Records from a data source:
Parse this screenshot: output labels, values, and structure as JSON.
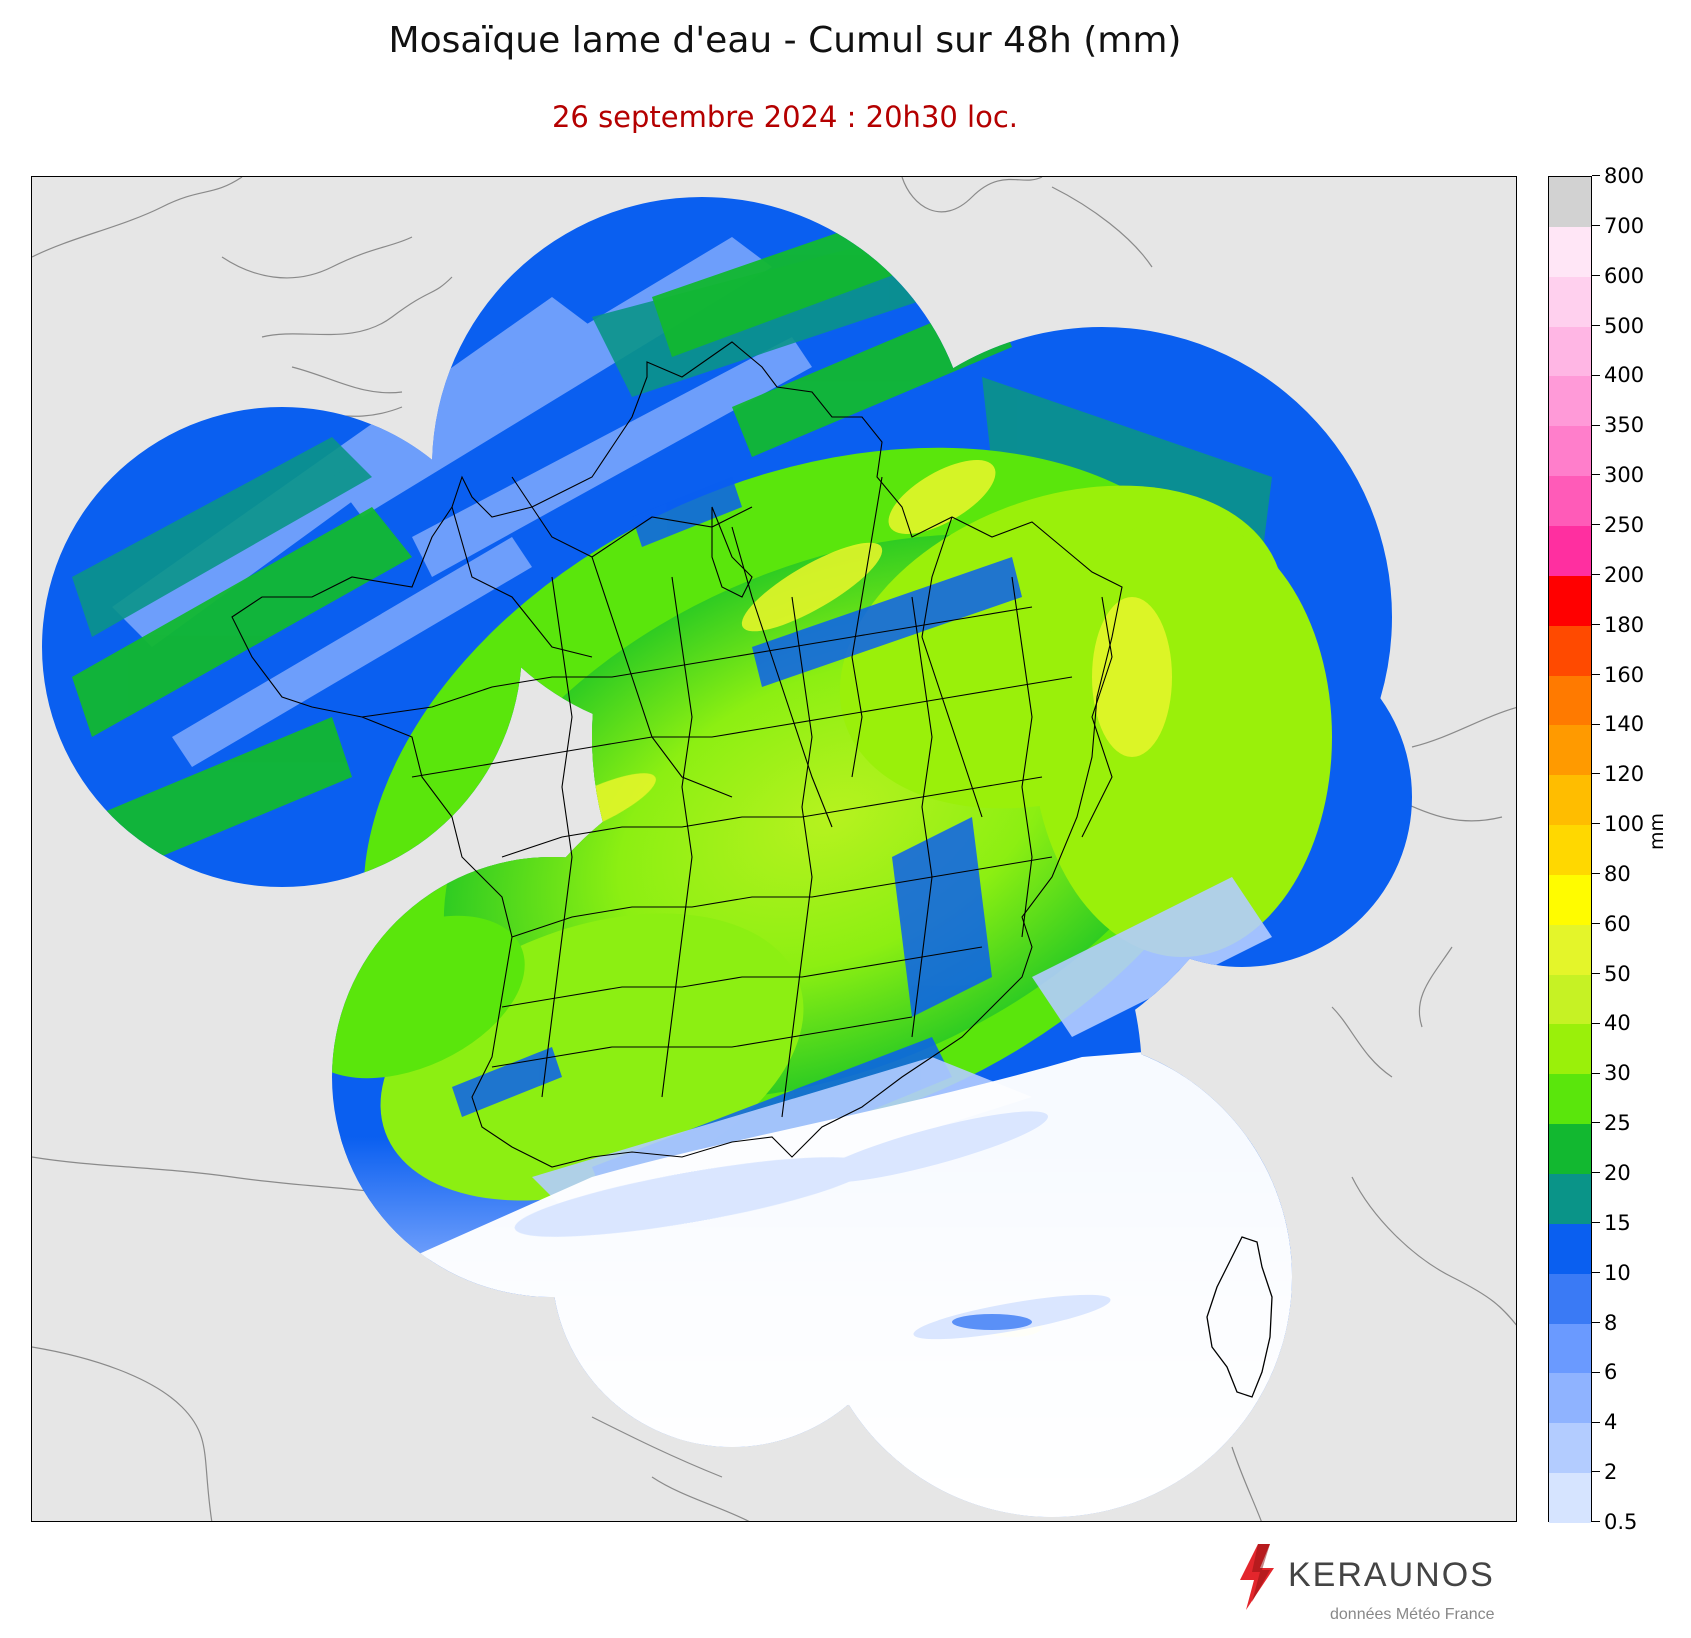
{
  "title": "Mosaïque lame d'eau - Cumul sur 48h (mm)",
  "subtitle": "26 septembre 2024 : 20h30 loc.",
  "colorbar": {
    "unit": "mm",
    "ticks": [
      "0.5",
      "2",
      "4",
      "6",
      "8",
      "10",
      "15",
      "20",
      "25",
      "30",
      "40",
      "50",
      "60",
      "80",
      "100",
      "120",
      "140",
      "160",
      "180",
      "200",
      "250",
      "300",
      "350",
      "400",
      "500",
      "600",
      "700",
      "800"
    ],
    "colors": [
      "#d6e4ff",
      "#b3ccff",
      "#8fb3ff",
      "#6a9aff",
      "#3a7af5",
      "#0a5ff0",
      "#0a9488",
      "#12b830",
      "#5ae60c",
      "#9af00a",
      "#c6f224",
      "#e4f52a",
      "#fffc00",
      "#ffd800",
      "#ffbd00",
      "#ff9a00",
      "#ff7a00",
      "#ff4a00",
      "#ff0000",
      "#ff2fa0",
      "#ff5bb8",
      "#ff7ecb",
      "#ff9ad8",
      "#ffb6e4",
      "#ffd0ee",
      "#ffe6f6",
      "#d2d2d2"
    ]
  },
  "branding": {
    "logo_text": "KERAUNOS",
    "source": "données Météo France"
  }
}
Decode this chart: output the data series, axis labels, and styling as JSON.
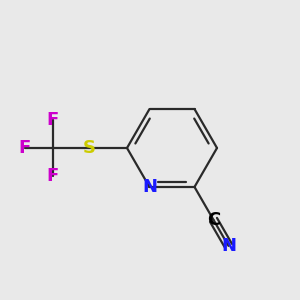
{
  "background_color": "#e9e9e9",
  "atom_colors": {
    "C": "#000000",
    "N_ring": "#1a1aff",
    "N_cn": "#1a1aff",
    "S": "#cccc00",
    "F": "#cc00cc"
  },
  "bond_color": "#2a2a2a",
  "line_width": 1.6,
  "font_size": 13
}
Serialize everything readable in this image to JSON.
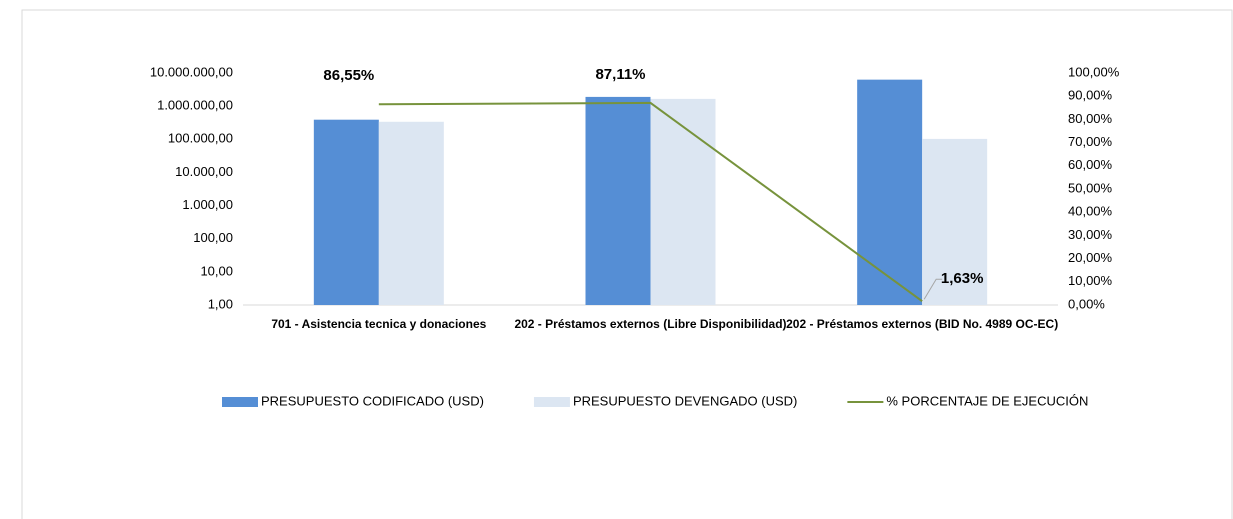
{
  "chart_data": {
    "type": "bar",
    "categories": [
      "701 - Asistencia tecnica y donaciones",
      "202 - Préstamos externos (Libre Disponibilidad)",
      "202 - Préstamos externos (BID No. 4989 OC-EC)"
    ],
    "series": [
      {
        "name": "PRESUPUESTO CODIFICADO (USD)",
        "color": "#558ed5",
        "type": "bar",
        "values": [
          390000,
          1900000,
          6300000
        ]
      },
      {
        "name": "PRESUPUESTO  DEVENGADO (USD)",
        "color": "#dce6f2",
        "type": "bar",
        "values": [
          337545,
          1655090,
          102690
        ]
      },
      {
        "name": "% PORCENTAJE DE EJECUCIÓN",
        "color": "#77933c",
        "type": "line",
        "axis": "y2",
        "values": [
          86.55,
          87.11,
          1.63
        ],
        "value_labels": [
          "86,55%",
          "87,11%",
          "1,63%"
        ]
      }
    ],
    "y_scale": "log",
    "ylim": [
      1,
      10000000
    ],
    "yticks": [
      {
        "value": 1,
        "label": "1,00"
      },
      {
        "value": 10,
        "label": "10,00"
      },
      {
        "value": 100,
        "label": "100,00"
      },
      {
        "value": 1000,
        "label": "1.000,00"
      },
      {
        "value": 10000,
        "label": "10.000,00"
      },
      {
        "value": 100000,
        "label": "100.000,00"
      },
      {
        "value": 1000000,
        "label": "1.000.000,00"
      },
      {
        "value": 10000000,
        "label": "10.000.000,00"
      }
    ],
    "y2lim": [
      0,
      100
    ],
    "y2ticks": [
      {
        "value": 0,
        "label": "0,00%"
      },
      {
        "value": 10,
        "label": "10,00%"
      },
      {
        "value": 20,
        "label": "20,00%"
      },
      {
        "value": 30,
        "label": "30,00%"
      },
      {
        "value": 40,
        "label": "40,00%"
      },
      {
        "value": 50,
        "label": "50,00%"
      },
      {
        "value": 60,
        "label": "60,00%"
      },
      {
        "value": 70,
        "label": "70,00%"
      },
      {
        "value": 80,
        "label": "80,00%"
      },
      {
        "value": 90,
        "label": "90,00%"
      },
      {
        "value": 100,
        "label": "100,00%"
      }
    ],
    "grid": false,
    "legend": "bottom"
  }
}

> WHAT IS BEING ASKED:
Go through the listing above and locate each line that holds the word "output". Copy those lines.

> ANSWER FOR THIS EXERCISE:
Parse this screenshot: output labels, values, and structure as JSON.
Decode this chart: output the data series, axis labels, and styling as JSON.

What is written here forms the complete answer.